*Problem description:* The data below needs to be returned exactly, line for line.
------------------------------------------------
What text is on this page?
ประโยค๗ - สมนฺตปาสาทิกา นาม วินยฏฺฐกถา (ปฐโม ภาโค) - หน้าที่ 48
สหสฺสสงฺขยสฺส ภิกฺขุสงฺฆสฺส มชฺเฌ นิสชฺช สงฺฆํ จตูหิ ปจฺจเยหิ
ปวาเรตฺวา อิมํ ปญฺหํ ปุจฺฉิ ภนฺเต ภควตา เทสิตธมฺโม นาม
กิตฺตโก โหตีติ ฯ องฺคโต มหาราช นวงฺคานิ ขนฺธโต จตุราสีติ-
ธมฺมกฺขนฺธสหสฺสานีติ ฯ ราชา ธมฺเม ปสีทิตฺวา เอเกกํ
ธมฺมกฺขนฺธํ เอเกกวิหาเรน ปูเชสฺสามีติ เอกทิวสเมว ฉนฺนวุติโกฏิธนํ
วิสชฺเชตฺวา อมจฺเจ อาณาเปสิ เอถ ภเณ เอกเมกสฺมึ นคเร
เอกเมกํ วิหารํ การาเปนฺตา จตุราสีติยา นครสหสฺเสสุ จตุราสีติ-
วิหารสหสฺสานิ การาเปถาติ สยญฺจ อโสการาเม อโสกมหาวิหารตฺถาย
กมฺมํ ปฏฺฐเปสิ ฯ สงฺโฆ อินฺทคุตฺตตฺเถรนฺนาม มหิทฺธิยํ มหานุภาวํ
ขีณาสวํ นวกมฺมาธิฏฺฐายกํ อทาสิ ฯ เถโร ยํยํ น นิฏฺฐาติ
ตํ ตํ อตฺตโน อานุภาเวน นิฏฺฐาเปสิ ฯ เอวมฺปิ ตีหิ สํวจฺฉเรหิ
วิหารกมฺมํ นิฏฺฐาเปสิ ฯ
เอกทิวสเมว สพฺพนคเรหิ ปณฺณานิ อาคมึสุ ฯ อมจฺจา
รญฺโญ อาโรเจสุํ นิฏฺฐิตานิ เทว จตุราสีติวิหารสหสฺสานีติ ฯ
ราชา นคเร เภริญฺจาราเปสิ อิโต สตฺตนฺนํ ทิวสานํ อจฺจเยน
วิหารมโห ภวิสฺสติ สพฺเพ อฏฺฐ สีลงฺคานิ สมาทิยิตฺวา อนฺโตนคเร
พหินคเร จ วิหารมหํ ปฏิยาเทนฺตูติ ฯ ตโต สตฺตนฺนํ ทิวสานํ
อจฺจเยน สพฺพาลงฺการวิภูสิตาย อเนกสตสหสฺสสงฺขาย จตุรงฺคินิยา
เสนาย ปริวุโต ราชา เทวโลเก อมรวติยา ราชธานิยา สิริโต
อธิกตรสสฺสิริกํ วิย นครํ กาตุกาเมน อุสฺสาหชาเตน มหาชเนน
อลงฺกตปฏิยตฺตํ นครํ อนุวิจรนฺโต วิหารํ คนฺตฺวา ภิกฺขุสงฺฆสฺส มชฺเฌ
------------------------------------------------
*Worked solution:*
What text is on this page?
ประโยค๗ - สมนฺตปาสาทิกา นาม วินยฏฺฐกถา (ปฐโม ภาโค) - หน้าที่ 48
สหสฺสสงฺขยสฺส ภิกฺขุสงฺฆสฺส มชฺเฌ นิสชฺช สงฺฆํ จตูหิ ปจฺจเยหิ
ปวาเรตฺวา อิมํ ปญฺหํ ปุจฺฉิ ภนฺเต ภควตา เทสิตธมฺโม นาม
กิตฺตโก โหตีติ ฯ องฺคโต มหาราช นวงฺคานิ ขนฺธโต จตุราสีติ-
ธมฺมกฺขนฺธสหสฺสานีติ ฯ ราชา ธมฺเม ปสีทิตฺวา เอเกกํ
ธมฺมกฺขนฺธํ เอเกกวิหาเรน ปูเชสฺสามีติ เอกทิวสเมว ฉนฺนวุติโกฏิธนํ
วิสชฺเชตฺวา อมจฺเจ อาณาเปสิ เอถ ภเณ เอกเมกสฺมึ นคเร
เอกเมกํ วิหารํ การาเปนฺตา จตุราสีติยา นครสหสฺเสสุ จตุราสีติ-
วิหารสหสฺสานิ การาเปถาติ สยญฺจ อโสการาเม อโสกมหาวิหารตฺถาย
กมฺมํ ปฏฺฐเปสิ ฯ สงฺโฆ อินฺทคุตฺตตฺเถรนฺนาม มหิทฺธิยํ มหานุภาวํ
ขีณาสวํ นวกมฺมาธิฏฺฐายกํ อทาสิ ฯ เถโร ยํยํ น นิฏฺฐาติ
ตํ ตํ อตฺตโน อานุภาเวน นิฏฺฐาเปสิ ฯ เอวมฺปิ ตีหิ สํวจฺฉเรหิ
วิหารกมฺมํ นิฏฺฐาเปสิ ฯ
เอกทิวสเมว สพฺพนคเรหิ ปณฺณานิ อาคมึสุ ฯ อมจฺจา
รญฺโญ อาโรเจสุํ นิฏฺฐิตานิ เทว จตุราสีติวิหารสหสฺสานีติ ฯ
ราชา นคเร เภริญฺจาราเปสิ อิโต สตฺตนฺนํ ทิวสานํ อจฺจเยน
วิหารมโห ภวิสฺสติ สพฺเพ อฏฺฐ สีลงฺคานิ สมาทิยิตฺวา อนฺโตนคเร
พหินคเร จ วิหารมหํ ปฏิยาเทนฺตูติ ฯ ตโต สตฺตนฺนํ ทิวสานํ
อจฺจเยน สพฺพาลงฺการวิภูสิตาย อเนกสตสหสฺสสงฺขาย จตุรงฺคินิยา
เสนาย ปริวุโต ราชา เทวโลเก อมรวติยา ราชธานิยา สิริโต
อธิกตรสสฺสิริกํ วิย นครํ กาตุกาเมน อุสฺสาหชาเตน มหาชเนน
อลงฺกตปฏิยตฺตํ นครํ อนุวิจรนฺโต วิหารํ คนฺตฺวา ภิกฺขุสงฺฆสฺส มชฺเฌ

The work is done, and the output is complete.